[Begin Data excerpts]

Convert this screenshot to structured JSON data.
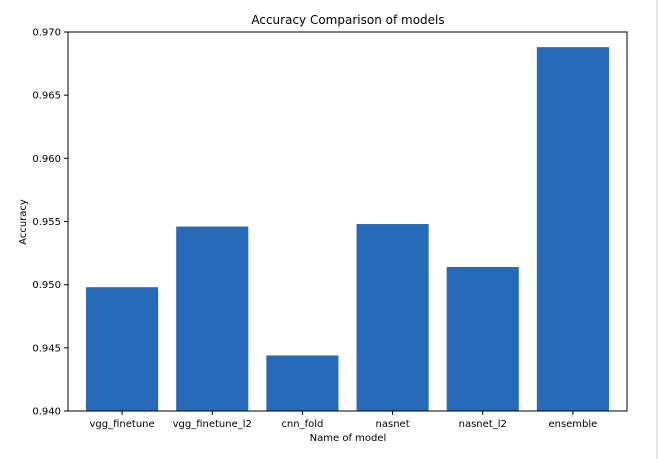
{
  "chart_data": {
    "type": "bar",
    "title": "Accuracy Comparison of models",
    "xlabel": "Name of model",
    "ylabel": "Accuracy",
    "categories": [
      "vgg_finetune",
      "vgg_finetune_l2",
      "cnn_fold",
      "nasnet",
      "nasnet_l2",
      "ensemble"
    ],
    "values": [
      0.9498,
      0.9546,
      0.9444,
      0.9548,
      0.9514,
      0.9688
    ],
    "ylim": [
      0.94,
      0.97
    ],
    "yticks": [
      "0.940",
      "0.945",
      "0.950",
      "0.955",
      "0.960",
      "0.965",
      "0.970"
    ],
    "bar_color": "#276bb8",
    "grid": false,
    "legend": "none"
  }
}
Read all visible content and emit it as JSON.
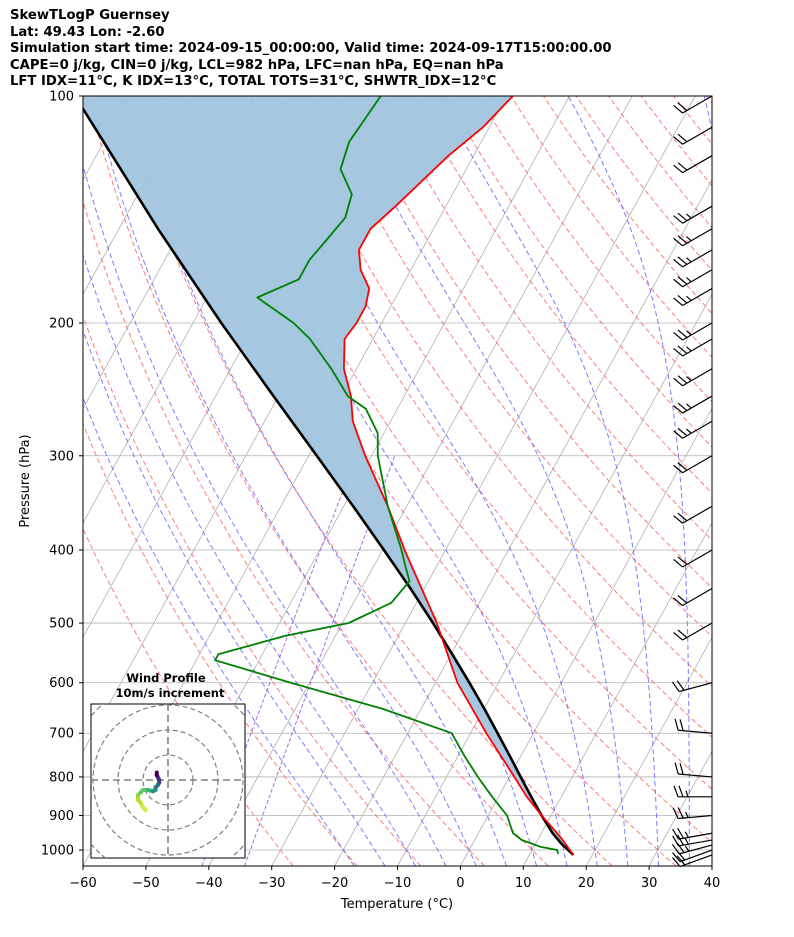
{
  "header": {
    "lines": [
      "SkewTLogP Guernsey",
      "Lat: 49.43   Lon: -2.60",
      "Simulation start time: 2024-09-15_00:00:00, Valid time: 2024-09-17T15:00:00.00",
      "CAPE=0 j/kg, CIN=0 j/kg, LCL=982 hPa, LFC=nan hPa, EQ=nan hPa",
      "LFT IDX=11$^\\circ$C, K IDX=13$^\\circ$C, TOTAL TOTS=31$^\\circ$C, SHWTR_IDX=12$^\\circ$C"
    ],
    "lines_display": [
      "SkewTLogP Guernsey",
      "Lat: 49.43   Lon: -2.60",
      "Simulation start time: 2024-09-15_00:00:00, Valid time: 2024-09-17T15:00:00.00",
      "CAPE=0 j/kg, CIN=0 j/kg, LCL=982 hPa, LFC=nan hPa, EQ=nan hPa",
      "LFT IDX=11°C, K IDX=13°C, TOTAL TOTS=31°C, SHWTR_IDX=12°C"
    ]
  },
  "colors": {
    "temperature": "#ff0000",
    "dewpoint": "#008000",
    "parcel": "#000000",
    "shade": "#a0c4de",
    "dry_adiabat": "#ff6464",
    "moist_adiabat": "#6464ff",
    "mixing_ratio": "#9955dd",
    "isotherm": "#b0b0b0"
  },
  "chart_data": {
    "type": "skewt",
    "title": "SkewTLogP Guernsey",
    "xlabel": "Temperature ($^\\circ$C)",
    "xlabel_display": "Temperature (°C)",
    "ylabel": "Pressure (hPa)",
    "xlim": [
      -60,
      40
    ],
    "ylim": [
      1050,
      100
    ],
    "x_ticks": [
      -60,
      -50,
      -40,
      -30,
      -20,
      -10,
      0,
      10,
      20,
      30,
      40
    ],
    "x_tick_labels": [
      "−60",
      "−50",
      "−40",
      "−30",
      "−20",
      "−10",
      "0",
      "10",
      "20",
      "30",
      "40"
    ],
    "y_ticks": [
      1000,
      900,
      800,
      700,
      600,
      500,
      400,
      300,
      200,
      100
    ],
    "y_tick_labels": [
      "1000",
      "900",
      "800",
      "700",
      "600",
      "500",
      "400",
      "300",
      "200",
      "100"
    ],
    "grid": true,
    "series": [
      {
        "name": "temperature",
        "p": [
          1015,
          1000,
          970,
          950,
          900,
          850,
          800,
          700,
          600,
          500,
          400,
          350,
          300,
          270,
          250,
          230,
          210,
          200,
          190,
          180,
          170,
          160,
          150,
          140,
          120,
          110,
          100
        ],
        "t": [
          17,
          16,
          14,
          12.5,
          8.5,
          4.5,
          0.8,
          -7.5,
          -16.5,
          -25,
          -36.5,
          -43,
          -51,
          -56,
          -58.5,
          -62,
          -64.5,
          -64,
          -64,
          -65,
          -68,
          -70,
          -70,
          -68,
          -64,
          -61,
          -59
        ]
      },
      {
        "name": "dewpoint",
        "p": [
          1012,
          1000,
          990,
          970,
          950,
          900,
          850,
          800,
          750,
          700,
          650,
          600,
          560,
          550,
          520,
          500,
          470,
          440,
          420,
          400,
          350,
          300,
          280,
          260,
          250,
          230,
          210,
          200,
          185,
          175,
          165,
          155,
          145,
          135,
          125,
          115,
          100
        ],
        "t": [
          14.5,
          14,
          11,
          7.5,
          5.5,
          3,
          -1,
          -5,
          -9,
          -13,
          -26,
          -43,
          -57,
          -57,
          -48,
          -39,
          -34,
          -33,
          -35,
          -37,
          -43,
          -49,
          -51,
          -55,
          -59,
          -64,
          -70,
          -74,
          -82,
          -77,
          -77,
          -76,
          -75,
          -76,
          -80,
          -81,
          -80
        ]
      },
      {
        "name": "parcel",
        "p": [
          1015,
          982,
          950,
          900,
          850,
          800,
          750,
          700,
          650,
          600,
          550,
          500,
          450,
          400,
          350,
          300,
          250,
          200,
          150,
          100
        ],
        "t": [
          17,
          14.2,
          11.8,
          8.5,
          5.2,
          1.8,
          -1.8,
          -5.7,
          -9.9,
          -14.6,
          -19.8,
          -25.6,
          -32.2,
          -39.8,
          -48.5,
          -58.7,
          -70.8,
          -85.5,
          -103.8,
          -128.6
        ]
      }
    ],
    "shaded_region": "between temperature and parcel profiles",
    "wind_barbs": {
      "p": [
        1015,
        1000,
        985,
        970,
        950,
        900,
        850,
        800,
        700,
        600,
        500,
        450,
        400,
        350,
        300,
        270,
        250,
        230,
        210,
        200,
        180,
        170,
        160,
        150,
        140,
        120,
        110,
        100
      ],
      "speed_kt": [
        20,
        20,
        25,
        25,
        25,
        25,
        25,
        20,
        20,
        20,
        20,
        20,
        20,
        20,
        20,
        25,
        25,
        25,
        25,
        25,
        25,
        25,
        25,
        25,
        25,
        20,
        20,
        20
      ],
      "dir_deg": [
        250,
        250,
        255,
        260,
        260,
        265,
        270,
        275,
        275,
        255,
        240,
        240,
        240,
        240,
        240,
        240,
        240,
        240,
        240,
        240,
        240,
        240,
        240,
        240,
        240,
        240,
        240,
        240
      ]
    },
    "hodograph": {
      "title": "Wind Profile",
      "subtitle": "10m/s increment",
      "rings": 4,
      "points_u": [
        -9,
        -10,
        -11,
        -12,
        -12,
        -11,
        -10,
        -8,
        -6,
        -5,
        -5,
        -4,
        -3.5,
        -3.5,
        -4,
        -4.5,
        -4.5
      ],
      "points_v": [
        -12,
        -11,
        -9,
        -8,
        -6,
        -5,
        -4,
        -4,
        -4.5,
        -4,
        -3,
        -2,
        -1,
        0,
        1,
        2,
        3
      ]
    }
  }
}
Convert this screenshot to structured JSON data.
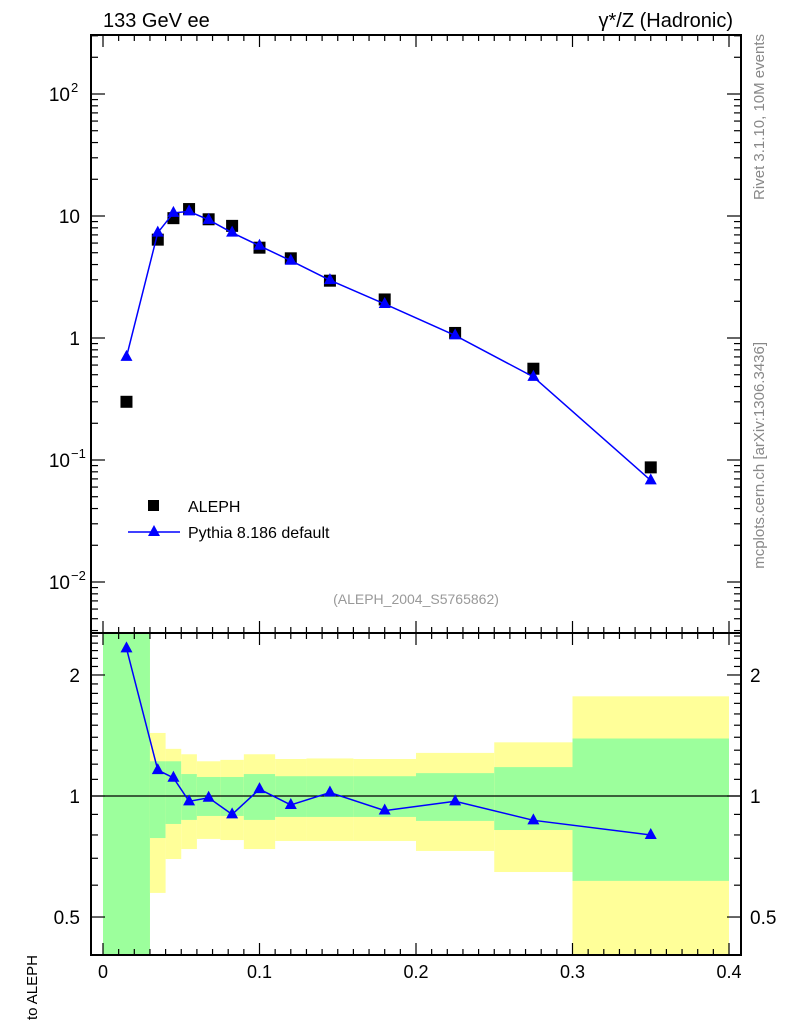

[End Data excerpts]

_What you will do:_ Omit the pictures and give the material again, exactly and in full.

_The solution:_
Convert this screenshot to structured JSON data.
{
  "chart_data": {
    "type": "bar",
    "title": "Accuracy Comparison of models",
    "xlabel": "Name of model",
    "ylabel": "Accuracy",
    "categories": [
      "vgg_finetune",
      "vgg_finetune_l2",
      "cnn_fold",
      "nasnet",
      "nasnet_l2",
      "ensemble"
    ],
    "values": [
      0.9498,
      0.9546,
      0.9444,
      0.9548,
      0.9514,
      0.9688
    ],
    "ylim": [
      0.94,
      0.97
    ],
    "yticks": [
      "0.940",
      "0.945",
      "0.950",
      "0.955",
      "0.960",
      "0.965",
      "0.970"
    ],
    "bar_color": "#276bb8",
    "grid": false,
    "legend": "none"
  }
}
Read all visible content and emit it as JSON.
{
  "header": {
    "lines": [
      "SkewTLogP Guernsey",
      "Lat: 49.43   Lon: -2.60",
      "Simulation start time: 2024-09-15_00:00:00, Valid time: 2024-09-17T15:00:00.00",
      "CAPE=0 j/kg, CIN=0 j/kg, LCL=982 hPa, LFC=nan hPa, EQ=nan hPa",
      "LFT IDX=11$^\\circ$C, K IDX=13$^\\circ$C, TOTAL TOTS=31$^\\circ$C, SHWTR_IDX=12$^\\circ$C"
    ],
    "lines_display": [
      "SkewTLogP Guernsey",
      "Lat: 49.43   Lon: -2.60",
      "Simulation start time: 2024-09-15_00:00:00, Valid time: 2024-09-17T15:00:00.00",
      "CAPE=0 j/kg, CIN=0 j/kg, LCL=982 hPa, LFC=nan hPa, EQ=nan hPa",
      "LFT IDX=11°C, K IDX=13°C, TOTAL TOTS=31°C, SHWTR_IDX=12°C"
    ]
  },
  "colors": {
    "temperature": "#ff0000",
    "dewpoint": "#008000",
    "parcel": "#000000",
    "shade": "#a0c4de",
    "dry_adiabat": "#ff6464",
    "moist_adiabat": "#6464ff",
    "mixing_ratio": "#9955dd",
    "isotherm": "#b0b0b0"
  },
  "chart_data": {
    "type": "skewt",
    "title": "SkewTLogP Guernsey",
    "xlabel": "Temperature ($^\\circ$C)",
    "xlabel_display": "Temperature (°C)",
    "ylabel": "Pressure (hPa)",
    "xlim": [
      -60,
      40
    ],
    "ylim": [
      1050,
      100
    ],
    "x_ticks": [
      -60,
      -50,
      -40,
      -30,
      -20,
      -10,
      0,
      10,
      20,
      30,
      40
    ],
    "x_tick_labels": [
      "−60",
      "−50",
      "−40",
      "−30",
      "−20",
      "−10",
      "0",
      "10",
      "20",
      "30",
      "40"
    ],
    "y_ticks": [
      1000,
      900,
      800,
      700,
      600,
      500,
      400,
      300,
      200,
      100
    ],
    "y_tick_labels": [
      "1000",
      "900",
      "800",
      "700",
      "600",
      "500",
      "400",
      "300",
      "200",
      "100"
    ],
    "grid": true,
    "series": [
      {
        "name": "temperature",
        "p": [
          1015,
          1000,
          970,
          950,
          900,
          850,
          800,
          700,
          600,
          500,
          400,
          350,
          300,
          270,
          250,
          230,
          210,
          200,
          190,
          180,
          170,
          160,
          150,
          140,
          120,
          110,
          100
        ],
        "t": [
          17,
          16,
          14,
          12.5,
          8.5,
          4.5,
          0.8,
          -7.5,
          -16.5,
          -25,
          -36.5,
          -43,
          -51,
          -56,
          -58.5,
          -62,
          -64.5,
          -64,
          -64,
          -65,
          -68,
          -70,
          -70,
          -68,
          -64,
          -61,
          -59
        ]
      },
      {
        "name": "dewpoint",
        "p": [
          1012,
          1000,
          990,
          970,
          950,
          900,
          850,
          800,
          750,
          700,
          650,
          600,
          560,
          550,
          520,
          500,
          470,
          440,
          420,
          400,
          350,
          300,
          280,
          260,
          250,
          230,
          210,
          200,
          185,
          175,
          165,
          155,
          145,
          135,
          125,
          115,
          100
        ],
        "t": [
          14.5,
          14,
          11,
          7.5,
          5.5,
          3,
          -1,
          -5,
          -9,
          -13,
          -26,
          -43,
          -57,
          -57,
          -48,
          -39,
          -34,
          -33,
          -35,
          -37,
          -43,
          -49,
          -51,
          -55,
          -59,
          -64,
          -70,
          -74,
          -82,
          -77,
          -77,
          -76,
          -75,
          -76,
          -80,
          -81,
          -80
        ]
      },
      {
        "name": "parcel",
        "p": [
          1015,
          982,
          950,
          900,
          850,
          800,
          750,
          700,
          650,
          600,
          550,
          500,
          450,
          400,
          350,
          300,
          250,
          200,
          150,
          100
        ],
        "t": [
          17,
          14.2,
          11.8,
          8.5,
          5.2,
          1.8,
          -1.8,
          -5.7,
          -9.9,
          -14.6,
          -19.8,
          -25.6,
          -32.2,
          -39.8,
          -48.5,
          -58.7,
          -70.8,
          -85.5,
          -103.8,
          -128.6
        ]
      }
    ],
    "shaded_region": "between temperature and parcel profiles",
    "wind_barbs": {
      "p": [
        1015,
        1000,
        985,
        970,
        950,
        900,
        850,
        800,
        700,
        600,
        500,
        450,
        400,
        350,
        300,
        270,
        250,
        230,
        210,
        200,
        180,
        170,
        160,
        150,
        140,
        120,
        110,
        100
      ],
      "speed_kt": [
        20,
        20,
        25,
        25,
        25,
        25,
        25,
        20,
        20,
        20,
        20,
        20,
        20,
        20,
        20,
        25,
        25,
        25,
        25,
        25,
        25,
        25,
        25,
        25,
        25,
        20,
        20,
        20
      ],
      "dir_deg": [
        250,
        250,
        255,
        260,
        260,
        265,
        270,
        275,
        275,
        255,
        240,
        240,
        240,
        240,
        240,
        240,
        240,
        240,
        240,
        240,
        240,
        240,
        240,
        240,
        240,
        240,
        240,
        240
      ]
    },
    "hodograph": {
      "title": "Wind Profile",
      "subtitle": "10m/s increment",
      "rings": 4,
      "points_u": [
        -9,
        -10,
        -11,
        -12,
        -12,
        -11,
        -10,
        -8,
        -6,
        -5,
        -5,
        -4,
        -3.5,
        -3.5,
        -4,
        -4.5,
        -4.5
      ],
      "points_v": [
        -12,
        -11,
        -9,
        -8,
        -6,
        -5,
        -4,
        -4,
        -4.5,
        -4,
        -3,
        -2,
        -1,
        0,
        1,
        2,
        3
      ]
    }
  }
}
Convert this screenshot to structured JSON data.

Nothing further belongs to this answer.